> [Stated exercise] Answer with a single number: the count of lines that hold "dionice".

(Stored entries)
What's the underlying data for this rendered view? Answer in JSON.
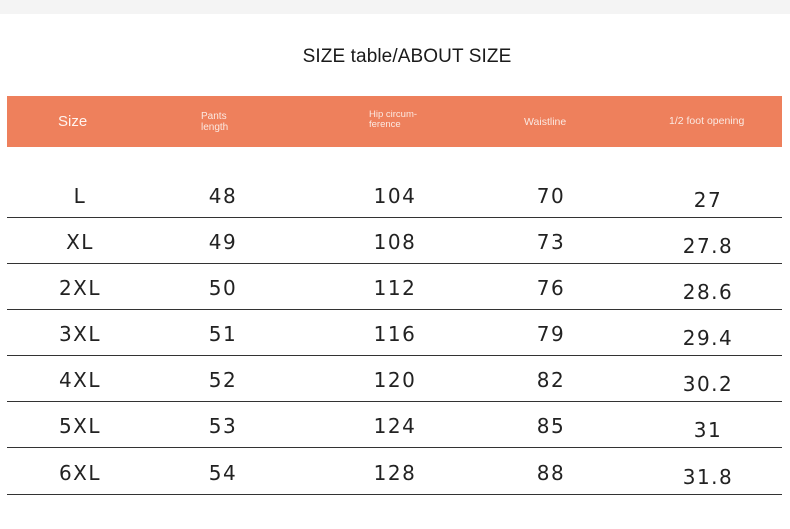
{
  "title": "SIZE table/ABOUT SIZE",
  "colors": {
    "header_bg": "#ee805c",
    "header_text": "#fbe9e2",
    "row_line": "#333333"
  },
  "table": {
    "headers": [
      "Size",
      "Pants length",
      "Hip circum-ference",
      "Waistline",
      "1/2 foot opening"
    ],
    "header_lines": {
      "pants": [
        "Pants",
        "length"
      ],
      "hip": [
        "Hip circum-",
        "ference"
      ]
    },
    "rows": [
      [
        "L",
        "48",
        "104",
        "70",
        "27"
      ],
      [
        "XL",
        "49",
        "108",
        "73",
        "27.8"
      ],
      [
        "2XL",
        "50",
        "112",
        "76",
        "28.6"
      ],
      [
        "3XL",
        "51",
        "116",
        "79",
        "29.4"
      ],
      [
        "4XL",
        "52",
        "120",
        "82",
        "30.2"
      ],
      [
        "5XL",
        "53",
        "124",
        "85",
        "31"
      ],
      [
        "6XL",
        "54",
        "128",
        "88",
        "31.8"
      ]
    ]
  }
}
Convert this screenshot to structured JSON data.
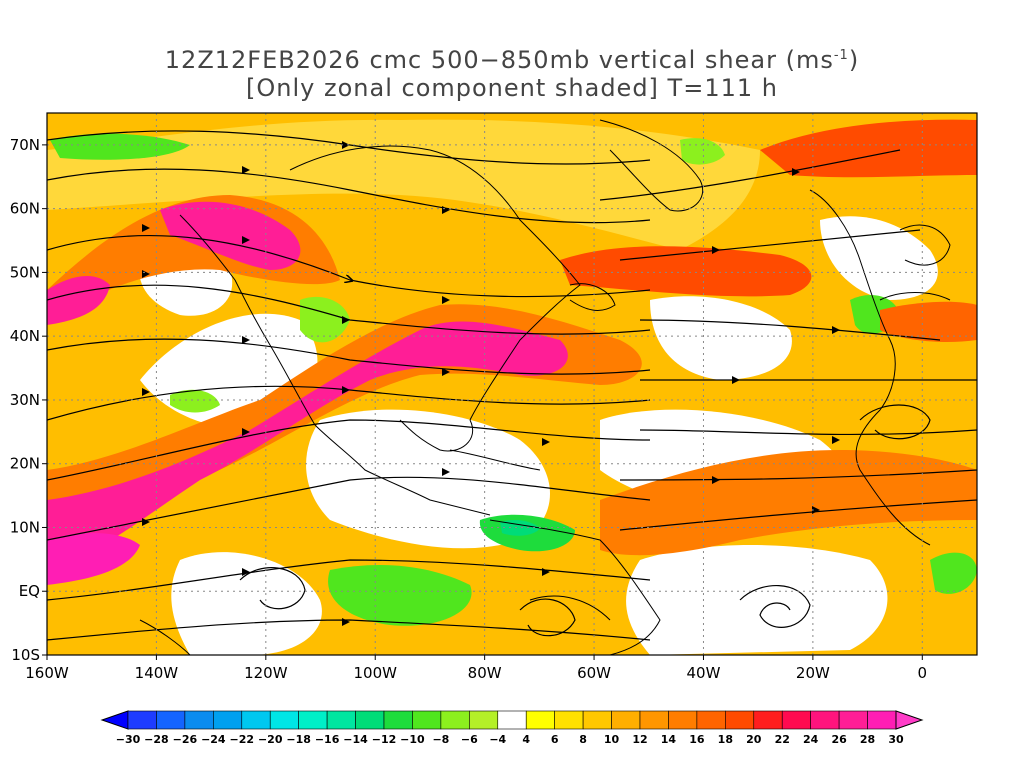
{
  "title": {
    "line1": "12Z12FEB2026 cmc 500−850mb vertical shear (ms",
    "line1_sup": "-1",
    "line1_end": ")",
    "line2": "[Only zonal component shaded] T=111 h"
  },
  "map": {
    "lon_range": [
      -160,
      10
    ],
    "lat_range": [
      -10,
      75
    ],
    "lon_ticks": [
      {
        "value": -160,
        "label": "160W"
      },
      {
        "value": -140,
        "label": "140W"
      },
      {
        "value": -120,
        "label": "120W"
      },
      {
        "value": -100,
        "label": "100W"
      },
      {
        "value": -80,
        "label": "80W"
      },
      {
        "value": -60,
        "label": "60W"
      },
      {
        "value": -40,
        "label": "40W"
      },
      {
        "value": -20,
        "label": "20W"
      },
      {
        "value": 0,
        "label": "0"
      }
    ],
    "lat_ticks": [
      {
        "value": 70,
        "label": "70N"
      },
      {
        "value": 60,
        "label": "60N"
      },
      {
        "value": 50,
        "label": "50N"
      },
      {
        "value": 40,
        "label": "40N"
      },
      {
        "value": 30,
        "label": "30N"
      },
      {
        "value": 20,
        "label": "20N"
      },
      {
        "value": 10,
        "label": "10N"
      },
      {
        "value": 0,
        "label": "EQ"
      },
      {
        "value": -10,
        "label": "10S"
      }
    ],
    "grid": "dotted"
  },
  "colorbar": {
    "labels": [
      "-30",
      "-28",
      "-26",
      "-24",
      "-22",
      "-20",
      "-18",
      "-16",
      "-14",
      "-12",
      "-10",
      "-8",
      "-6",
      "-4",
      "4",
      "6",
      "8",
      "10",
      "12",
      "14",
      "16",
      "18",
      "20",
      "22",
      "24",
      "26",
      "28",
      "30"
    ],
    "colors": [
      "#1e3cff",
      "#1464ff",
      "#0a8cf0",
      "#00a0f0",
      "#00c8f0",
      "#00e6e6",
      "#00f0c8",
      "#00e6a0",
      "#00dc78",
      "#1edc3c",
      "#50e61e",
      "#8cf01e",
      "#b4f028",
      "#ffffff",
      "#ffff00",
      "#ffe100",
      "#ffc800",
      "#ffaf00",
      "#ff9600",
      "#ff7d00",
      "#ff6400",
      "#ff4b00",
      "#ff1e1e",
      "#ff0a50",
      "#ff147d",
      "#ff1e96",
      "#ff1eb4"
    ],
    "end_low": "#0000ff",
    "end_high": "#ff3cc8"
  }
}
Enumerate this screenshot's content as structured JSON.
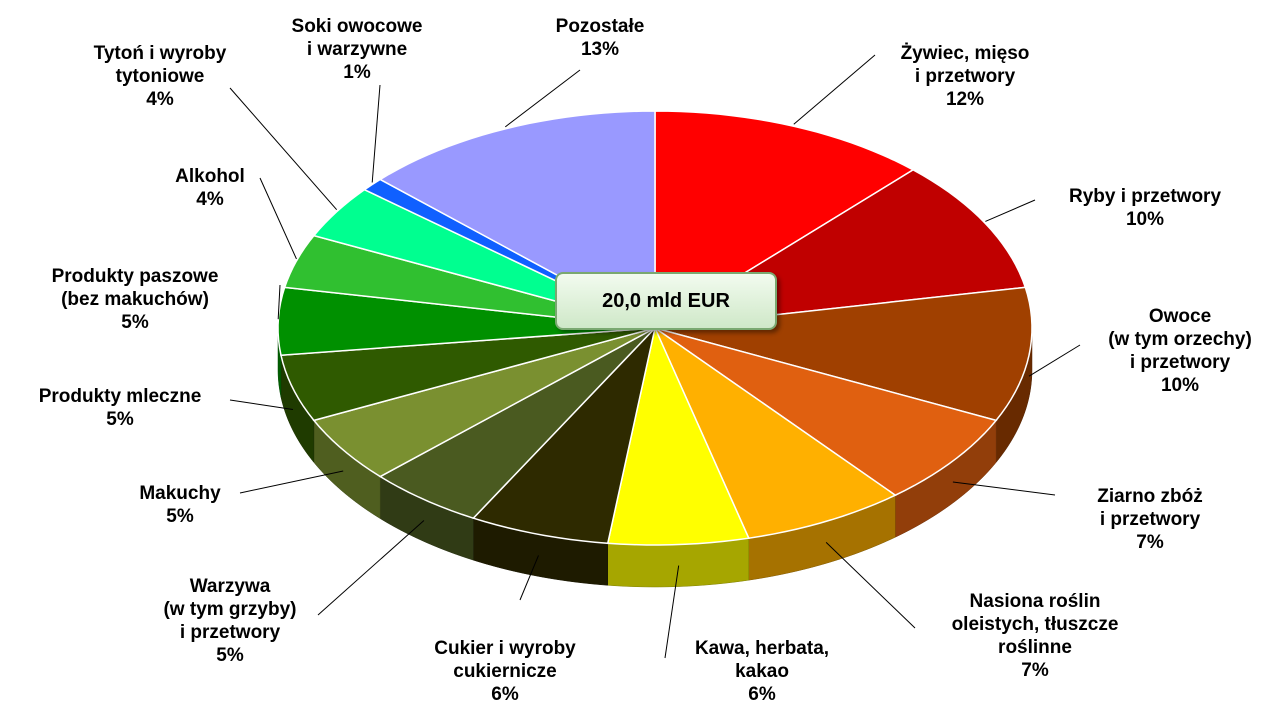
{
  "chart_data": {
    "type": "pie",
    "categories": [
      "Żywiec, mięso\ni przetwory",
      "Ryby i przetwory",
      "Owoce\n(w tym orzechy)\ni przetwory",
      "Ziarno zbóż\ni przetwory",
      "Nasiona roślin\noleistych, tłuszcze\nroślinne",
      "Kawa, herbata,\nkakao",
      "Cukier i wyroby\ncukiernicze",
      "Warzywa\n(w tym grzyby)\ni przetwory",
      "Makuchy",
      "Produkty mleczne",
      "Produkty paszowe\n(bez makuchów)",
      "Alkohol",
      "Tytoń i wyroby\ntytoniowe",
      "Soki owocowe\ni warzywne",
      "Pozostałe"
    ],
    "values": [
      12,
      10,
      10,
      7,
      7,
      6,
      6,
      5,
      5,
      5,
      5,
      4,
      4,
      1,
      13
    ],
    "value_labels": [
      "12%",
      "10%",
      "10%",
      "7%",
      "7%",
      "6%",
      "6%",
      "5%",
      "5%",
      "5%",
      "5%",
      "4%",
      "4%",
      "1%",
      "13%"
    ],
    "colors": [
      "#ff0000",
      "#c00000",
      "#a04000",
      "#e06010",
      "#ffb000",
      "#ffff00",
      "#2e2a00",
      "#4a5a20",
      "#7a9030",
      "#2f5a00",
      "#009000",
      "#30c030",
      "#00ff90",
      "#1060ff",
      "#9999ff"
    ],
    "annotation": "20,0 mld EUR"
  }
}
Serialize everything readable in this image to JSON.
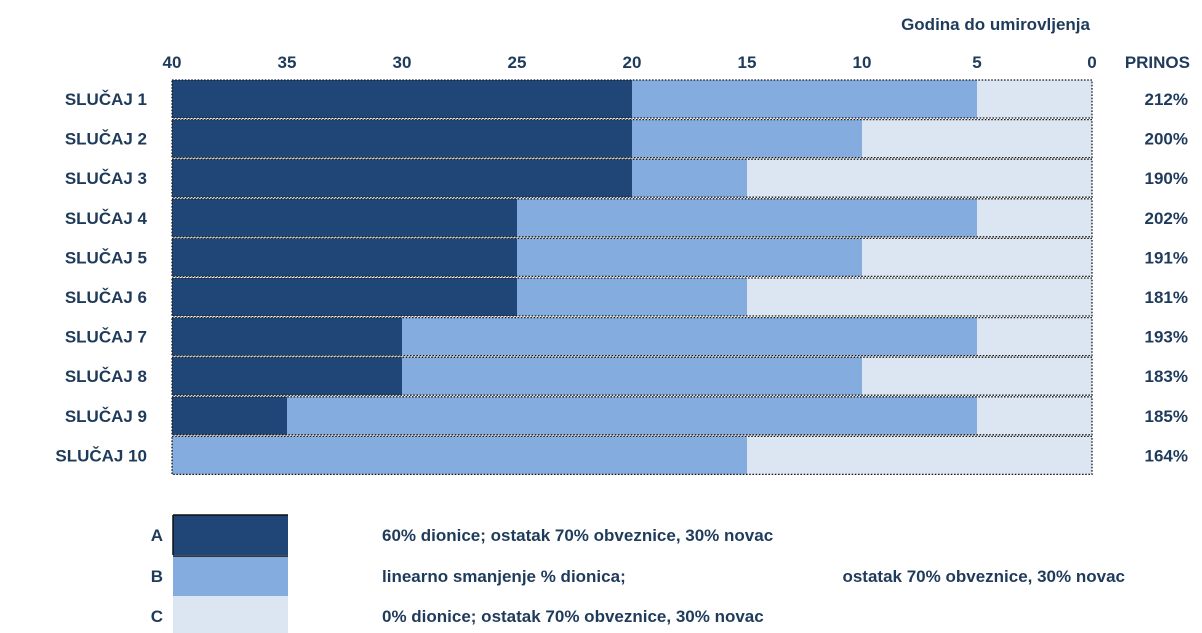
{
  "chart_data": {
    "type": "bar",
    "orientation": "horizontal-stacked",
    "x_axis_title": "Godina do umirovljenja",
    "x_ticks": [
      40,
      35,
      30,
      25,
      20,
      15,
      10,
      5,
      0
    ],
    "xlim": [
      40,
      0
    ],
    "x_reversed": true,
    "return_header": "PRINOS",
    "series": [
      {
        "name": "A",
        "description": "60% dionice; ostatak 70% obveznice, 30% novac",
        "color": "#1f4677"
      },
      {
        "name": "B",
        "description": "linearno smanjenje % dionica;",
        "description_cont": "ostatak 70% obveznice, 30% novac",
        "color": "#85acdf"
      },
      {
        "name": "C",
        "description": "0% dionice;  ostatak 70% obveznice, 30% novac",
        "color": "#dce5f2"
      }
    ],
    "cases": [
      {
        "label": "SLUČAJ 1",
        "A": [
          40,
          20
        ],
        "B": [
          20,
          5
        ],
        "C": [
          5,
          0
        ],
        "return": "212%"
      },
      {
        "label": "SLUČAJ 2",
        "A": [
          40,
          20
        ],
        "B": [
          20,
          10
        ],
        "C": [
          10,
          0
        ],
        "return": "200%"
      },
      {
        "label": "SLUČAJ 3",
        "A": [
          40,
          20
        ],
        "B": [
          20,
          15
        ],
        "C": [
          15,
          0
        ],
        "return": "190%"
      },
      {
        "label": "SLUČAJ 4",
        "A": [
          40,
          25
        ],
        "B": [
          25,
          5
        ],
        "C": [
          5,
          0
        ],
        "return": "202%"
      },
      {
        "label": "SLUČAJ 5",
        "A": [
          40,
          25
        ],
        "B": [
          25,
          10
        ],
        "C": [
          10,
          0
        ],
        "return": "191%"
      },
      {
        "label": "SLUČAJ 6",
        "A": [
          40,
          25
        ],
        "B": [
          25,
          15
        ],
        "C": [
          15,
          0
        ],
        "return": "181%"
      },
      {
        "label": "SLUČAJ 7",
        "A": [
          40,
          30
        ],
        "B": [
          30,
          5
        ],
        "C": [
          5,
          0
        ],
        "return": "193%"
      },
      {
        "label": "SLUČAJ 8",
        "A": [
          40,
          30
        ],
        "B": [
          30,
          10
        ],
        "C": [
          10,
          0
        ],
        "return": "183%"
      },
      {
        "label": "SLUČAJ 9",
        "A": [
          40,
          35
        ],
        "B": [
          35,
          5
        ],
        "C": [
          5,
          0
        ],
        "return": "185%"
      },
      {
        "label": "SLUČAJ 10",
        "A": null,
        "B": [
          40,
          15
        ],
        "C": [
          15,
          0
        ],
        "return": "164%"
      }
    ]
  }
}
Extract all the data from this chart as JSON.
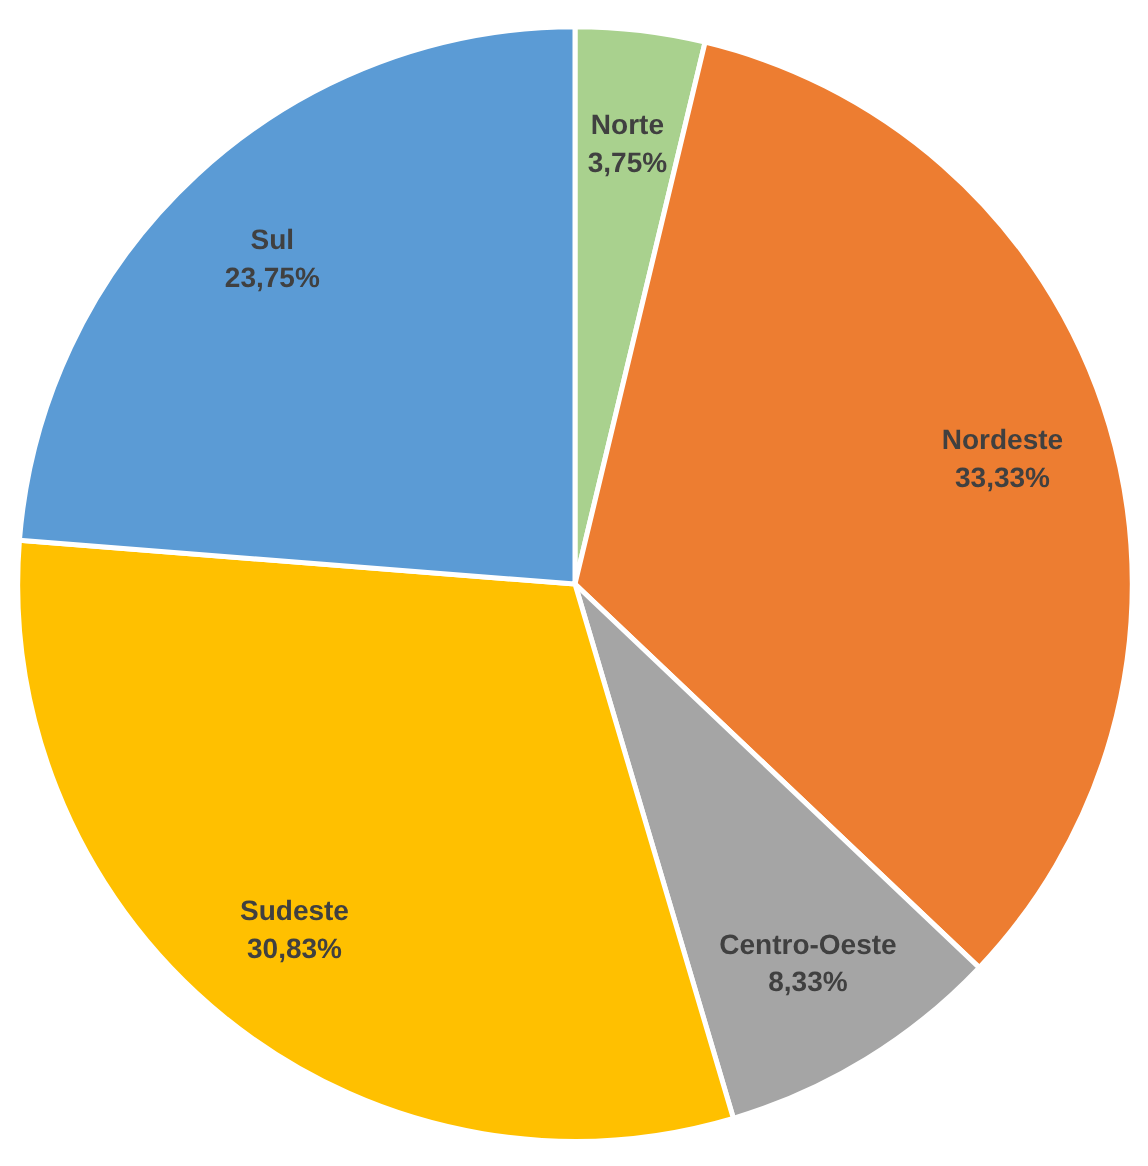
{
  "chart_data": {
    "type": "pie",
    "categories": [
      "Norte",
      "Nordeste",
      "Centro-Oeste",
      "Sudeste",
      "Sul"
    ],
    "values": [
      3.75,
      33.33,
      8.33,
      30.83,
      23.75
    ],
    "value_labels": [
      "3,75%",
      "33,33%",
      "8,33%",
      "30,83%",
      "23,75%"
    ],
    "colors": [
      "#a9d18e",
      "#ed7d31",
      "#a5a5a5",
      "#ffc000",
      "#5b9bd5"
    ]
  }
}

> [Answer to this exercise] 2